Dataset:
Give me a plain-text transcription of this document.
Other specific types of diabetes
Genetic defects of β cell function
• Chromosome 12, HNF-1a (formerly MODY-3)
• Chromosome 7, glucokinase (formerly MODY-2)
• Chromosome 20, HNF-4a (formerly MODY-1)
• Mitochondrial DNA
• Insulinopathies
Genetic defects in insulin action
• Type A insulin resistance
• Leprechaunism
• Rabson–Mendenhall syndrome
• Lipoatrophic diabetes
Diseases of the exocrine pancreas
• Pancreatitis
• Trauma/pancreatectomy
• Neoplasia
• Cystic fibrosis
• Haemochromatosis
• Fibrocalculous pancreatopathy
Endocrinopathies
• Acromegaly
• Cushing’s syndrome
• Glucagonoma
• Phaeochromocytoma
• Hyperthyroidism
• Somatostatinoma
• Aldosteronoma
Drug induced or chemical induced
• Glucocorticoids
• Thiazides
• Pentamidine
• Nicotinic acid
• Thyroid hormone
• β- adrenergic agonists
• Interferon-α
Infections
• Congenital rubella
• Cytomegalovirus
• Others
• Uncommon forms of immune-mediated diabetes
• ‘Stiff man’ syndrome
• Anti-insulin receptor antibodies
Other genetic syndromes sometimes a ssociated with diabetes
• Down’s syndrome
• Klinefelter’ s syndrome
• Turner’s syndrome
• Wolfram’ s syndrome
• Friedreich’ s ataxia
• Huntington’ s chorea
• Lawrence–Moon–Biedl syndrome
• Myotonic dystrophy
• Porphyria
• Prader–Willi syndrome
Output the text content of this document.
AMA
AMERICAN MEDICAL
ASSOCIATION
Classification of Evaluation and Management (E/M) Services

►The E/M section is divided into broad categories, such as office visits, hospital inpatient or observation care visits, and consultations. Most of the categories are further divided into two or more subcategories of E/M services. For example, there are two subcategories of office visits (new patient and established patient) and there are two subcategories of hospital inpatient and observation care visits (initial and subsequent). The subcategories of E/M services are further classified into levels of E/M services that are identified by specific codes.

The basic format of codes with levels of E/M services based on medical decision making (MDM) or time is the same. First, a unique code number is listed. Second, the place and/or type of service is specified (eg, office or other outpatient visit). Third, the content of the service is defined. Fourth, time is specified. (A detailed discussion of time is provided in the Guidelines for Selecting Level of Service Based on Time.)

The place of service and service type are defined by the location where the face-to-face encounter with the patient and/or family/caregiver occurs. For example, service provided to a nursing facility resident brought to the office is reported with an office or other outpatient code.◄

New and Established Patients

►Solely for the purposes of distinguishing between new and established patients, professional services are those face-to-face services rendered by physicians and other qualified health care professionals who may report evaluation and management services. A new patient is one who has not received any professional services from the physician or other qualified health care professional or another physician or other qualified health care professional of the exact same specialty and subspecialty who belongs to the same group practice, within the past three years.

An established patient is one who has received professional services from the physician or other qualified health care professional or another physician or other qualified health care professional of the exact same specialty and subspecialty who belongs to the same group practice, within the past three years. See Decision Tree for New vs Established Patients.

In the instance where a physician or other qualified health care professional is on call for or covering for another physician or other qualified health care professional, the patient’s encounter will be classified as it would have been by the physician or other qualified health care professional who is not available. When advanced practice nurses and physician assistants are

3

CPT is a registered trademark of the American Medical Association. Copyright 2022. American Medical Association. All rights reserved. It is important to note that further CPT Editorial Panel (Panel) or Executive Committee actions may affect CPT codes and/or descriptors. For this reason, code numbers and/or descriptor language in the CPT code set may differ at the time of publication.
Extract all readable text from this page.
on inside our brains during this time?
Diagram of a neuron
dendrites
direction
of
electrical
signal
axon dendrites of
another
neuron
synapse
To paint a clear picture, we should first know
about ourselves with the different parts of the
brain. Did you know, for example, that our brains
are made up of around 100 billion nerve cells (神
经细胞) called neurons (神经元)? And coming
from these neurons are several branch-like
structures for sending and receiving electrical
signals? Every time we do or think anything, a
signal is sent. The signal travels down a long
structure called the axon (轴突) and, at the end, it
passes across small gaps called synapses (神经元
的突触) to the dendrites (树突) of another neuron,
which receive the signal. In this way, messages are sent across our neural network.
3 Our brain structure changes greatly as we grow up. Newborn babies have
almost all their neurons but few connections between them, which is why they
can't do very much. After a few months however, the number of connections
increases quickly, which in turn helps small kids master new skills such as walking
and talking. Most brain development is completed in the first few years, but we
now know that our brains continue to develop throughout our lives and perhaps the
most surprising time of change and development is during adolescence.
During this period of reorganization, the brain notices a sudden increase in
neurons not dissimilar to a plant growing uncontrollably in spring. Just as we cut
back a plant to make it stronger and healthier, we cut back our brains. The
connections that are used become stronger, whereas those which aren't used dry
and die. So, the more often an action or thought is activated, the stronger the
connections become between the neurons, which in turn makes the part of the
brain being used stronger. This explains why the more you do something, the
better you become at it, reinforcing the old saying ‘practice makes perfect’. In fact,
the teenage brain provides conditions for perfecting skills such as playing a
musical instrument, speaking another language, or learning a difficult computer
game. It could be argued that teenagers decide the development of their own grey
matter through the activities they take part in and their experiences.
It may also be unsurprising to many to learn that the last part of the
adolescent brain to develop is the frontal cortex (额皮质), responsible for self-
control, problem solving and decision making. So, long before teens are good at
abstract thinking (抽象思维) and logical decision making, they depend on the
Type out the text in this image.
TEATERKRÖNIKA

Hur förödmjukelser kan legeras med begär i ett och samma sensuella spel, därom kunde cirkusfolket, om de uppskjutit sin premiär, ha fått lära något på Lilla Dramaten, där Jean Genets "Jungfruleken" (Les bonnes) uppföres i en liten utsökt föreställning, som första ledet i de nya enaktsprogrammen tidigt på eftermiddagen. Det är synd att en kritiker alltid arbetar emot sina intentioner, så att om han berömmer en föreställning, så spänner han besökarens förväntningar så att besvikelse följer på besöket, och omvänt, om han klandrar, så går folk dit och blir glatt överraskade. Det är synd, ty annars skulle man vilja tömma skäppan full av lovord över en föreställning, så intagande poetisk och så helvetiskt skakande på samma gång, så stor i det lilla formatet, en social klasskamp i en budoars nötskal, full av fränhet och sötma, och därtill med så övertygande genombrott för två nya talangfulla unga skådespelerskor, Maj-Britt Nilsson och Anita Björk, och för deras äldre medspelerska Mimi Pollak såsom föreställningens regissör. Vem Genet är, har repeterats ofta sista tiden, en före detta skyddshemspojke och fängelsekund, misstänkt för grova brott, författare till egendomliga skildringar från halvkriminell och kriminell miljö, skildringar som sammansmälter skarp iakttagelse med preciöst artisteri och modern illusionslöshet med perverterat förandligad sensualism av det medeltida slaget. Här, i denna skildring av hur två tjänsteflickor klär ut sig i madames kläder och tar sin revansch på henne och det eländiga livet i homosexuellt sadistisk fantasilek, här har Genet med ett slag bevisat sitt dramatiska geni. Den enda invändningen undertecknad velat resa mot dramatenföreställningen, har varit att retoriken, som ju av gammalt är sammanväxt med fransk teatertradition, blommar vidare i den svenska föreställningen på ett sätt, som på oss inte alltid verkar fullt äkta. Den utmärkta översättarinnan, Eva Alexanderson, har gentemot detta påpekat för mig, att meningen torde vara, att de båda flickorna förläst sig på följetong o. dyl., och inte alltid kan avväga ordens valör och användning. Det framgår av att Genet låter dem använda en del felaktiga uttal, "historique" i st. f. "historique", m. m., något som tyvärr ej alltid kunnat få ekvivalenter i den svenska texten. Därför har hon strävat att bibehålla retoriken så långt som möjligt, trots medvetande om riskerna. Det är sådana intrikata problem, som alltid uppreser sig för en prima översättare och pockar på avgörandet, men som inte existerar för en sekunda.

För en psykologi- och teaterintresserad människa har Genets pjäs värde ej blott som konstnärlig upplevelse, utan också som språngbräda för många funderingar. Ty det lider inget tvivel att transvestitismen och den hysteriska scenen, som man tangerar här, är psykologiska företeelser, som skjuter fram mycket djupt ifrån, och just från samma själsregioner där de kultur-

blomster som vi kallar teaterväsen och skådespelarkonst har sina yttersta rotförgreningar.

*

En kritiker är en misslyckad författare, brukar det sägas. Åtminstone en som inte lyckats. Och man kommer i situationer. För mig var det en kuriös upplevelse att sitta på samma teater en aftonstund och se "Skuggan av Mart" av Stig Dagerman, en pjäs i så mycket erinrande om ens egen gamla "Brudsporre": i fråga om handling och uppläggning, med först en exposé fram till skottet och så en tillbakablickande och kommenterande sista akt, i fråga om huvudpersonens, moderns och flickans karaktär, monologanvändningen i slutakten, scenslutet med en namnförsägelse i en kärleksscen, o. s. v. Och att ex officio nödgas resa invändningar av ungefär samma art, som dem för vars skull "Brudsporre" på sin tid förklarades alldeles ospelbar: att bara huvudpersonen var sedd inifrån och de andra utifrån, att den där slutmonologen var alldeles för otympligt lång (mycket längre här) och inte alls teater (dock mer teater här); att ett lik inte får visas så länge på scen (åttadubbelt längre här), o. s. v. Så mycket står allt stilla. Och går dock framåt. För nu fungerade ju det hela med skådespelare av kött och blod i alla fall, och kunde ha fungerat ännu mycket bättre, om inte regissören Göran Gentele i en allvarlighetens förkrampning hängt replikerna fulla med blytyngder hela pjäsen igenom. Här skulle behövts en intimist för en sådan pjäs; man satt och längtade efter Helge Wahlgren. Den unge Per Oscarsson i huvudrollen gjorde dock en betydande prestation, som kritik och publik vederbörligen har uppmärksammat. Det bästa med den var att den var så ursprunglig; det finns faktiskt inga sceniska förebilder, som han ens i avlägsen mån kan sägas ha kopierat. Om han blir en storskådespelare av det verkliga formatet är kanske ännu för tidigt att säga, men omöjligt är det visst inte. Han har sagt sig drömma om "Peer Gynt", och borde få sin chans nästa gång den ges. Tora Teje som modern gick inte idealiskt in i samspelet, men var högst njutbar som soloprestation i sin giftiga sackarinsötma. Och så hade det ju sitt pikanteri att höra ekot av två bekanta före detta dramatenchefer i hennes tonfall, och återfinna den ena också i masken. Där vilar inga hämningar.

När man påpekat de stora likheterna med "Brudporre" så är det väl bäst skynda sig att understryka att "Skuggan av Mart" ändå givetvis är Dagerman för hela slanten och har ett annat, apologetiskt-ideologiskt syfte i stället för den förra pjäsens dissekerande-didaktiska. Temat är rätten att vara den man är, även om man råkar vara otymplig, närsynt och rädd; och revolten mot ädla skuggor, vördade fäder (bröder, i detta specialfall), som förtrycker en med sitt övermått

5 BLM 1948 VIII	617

What to do: Among the lines above, which contain the word "they"? Copy every one.

Written reply:
almost all their neurons but few connections between them, which is why they
matter through the activities they take part in and their experiences.
abstract thinking (抽象思维) and logical decision making, they depend on the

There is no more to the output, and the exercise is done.